* begin *
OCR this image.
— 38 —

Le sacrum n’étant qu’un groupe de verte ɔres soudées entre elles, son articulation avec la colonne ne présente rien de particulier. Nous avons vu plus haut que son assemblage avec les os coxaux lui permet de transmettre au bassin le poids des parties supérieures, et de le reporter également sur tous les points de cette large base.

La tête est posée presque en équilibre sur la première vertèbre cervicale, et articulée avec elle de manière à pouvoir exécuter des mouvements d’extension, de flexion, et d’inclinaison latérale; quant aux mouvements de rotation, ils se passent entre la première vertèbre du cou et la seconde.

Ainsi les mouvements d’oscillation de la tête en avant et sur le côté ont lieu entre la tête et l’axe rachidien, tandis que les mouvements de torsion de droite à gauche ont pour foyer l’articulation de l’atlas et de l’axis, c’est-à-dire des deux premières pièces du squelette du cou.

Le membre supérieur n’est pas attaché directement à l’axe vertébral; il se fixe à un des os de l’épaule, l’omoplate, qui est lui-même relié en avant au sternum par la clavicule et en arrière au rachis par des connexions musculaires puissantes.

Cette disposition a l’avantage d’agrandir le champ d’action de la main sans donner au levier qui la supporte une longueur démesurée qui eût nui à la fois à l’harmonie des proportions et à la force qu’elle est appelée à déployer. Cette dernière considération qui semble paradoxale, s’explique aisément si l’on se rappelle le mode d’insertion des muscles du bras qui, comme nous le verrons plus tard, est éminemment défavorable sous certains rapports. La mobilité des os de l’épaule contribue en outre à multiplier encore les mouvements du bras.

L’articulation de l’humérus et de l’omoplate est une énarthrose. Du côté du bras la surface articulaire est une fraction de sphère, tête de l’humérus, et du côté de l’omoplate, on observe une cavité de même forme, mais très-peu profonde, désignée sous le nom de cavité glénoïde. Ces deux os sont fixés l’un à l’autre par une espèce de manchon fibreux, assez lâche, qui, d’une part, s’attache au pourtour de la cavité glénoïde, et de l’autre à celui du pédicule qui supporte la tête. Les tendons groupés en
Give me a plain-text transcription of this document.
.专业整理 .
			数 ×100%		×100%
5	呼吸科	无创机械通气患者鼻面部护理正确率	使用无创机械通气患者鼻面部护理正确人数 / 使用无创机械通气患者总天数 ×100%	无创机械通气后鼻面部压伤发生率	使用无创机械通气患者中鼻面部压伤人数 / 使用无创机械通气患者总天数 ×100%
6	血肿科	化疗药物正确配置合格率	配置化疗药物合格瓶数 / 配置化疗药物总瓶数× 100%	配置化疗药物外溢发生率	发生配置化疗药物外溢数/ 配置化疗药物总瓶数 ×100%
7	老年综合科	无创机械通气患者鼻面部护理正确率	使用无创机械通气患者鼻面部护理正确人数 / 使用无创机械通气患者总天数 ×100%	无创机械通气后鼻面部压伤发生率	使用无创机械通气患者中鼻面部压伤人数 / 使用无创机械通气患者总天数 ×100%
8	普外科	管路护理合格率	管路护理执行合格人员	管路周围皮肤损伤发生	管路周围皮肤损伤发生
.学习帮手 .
* end *
◆ **DIRECTIONS**
From the entries above, list each line with "this" in it.

◆ **TASK RESULT**
OCR this image.
Give me a plain-text transcription of this document.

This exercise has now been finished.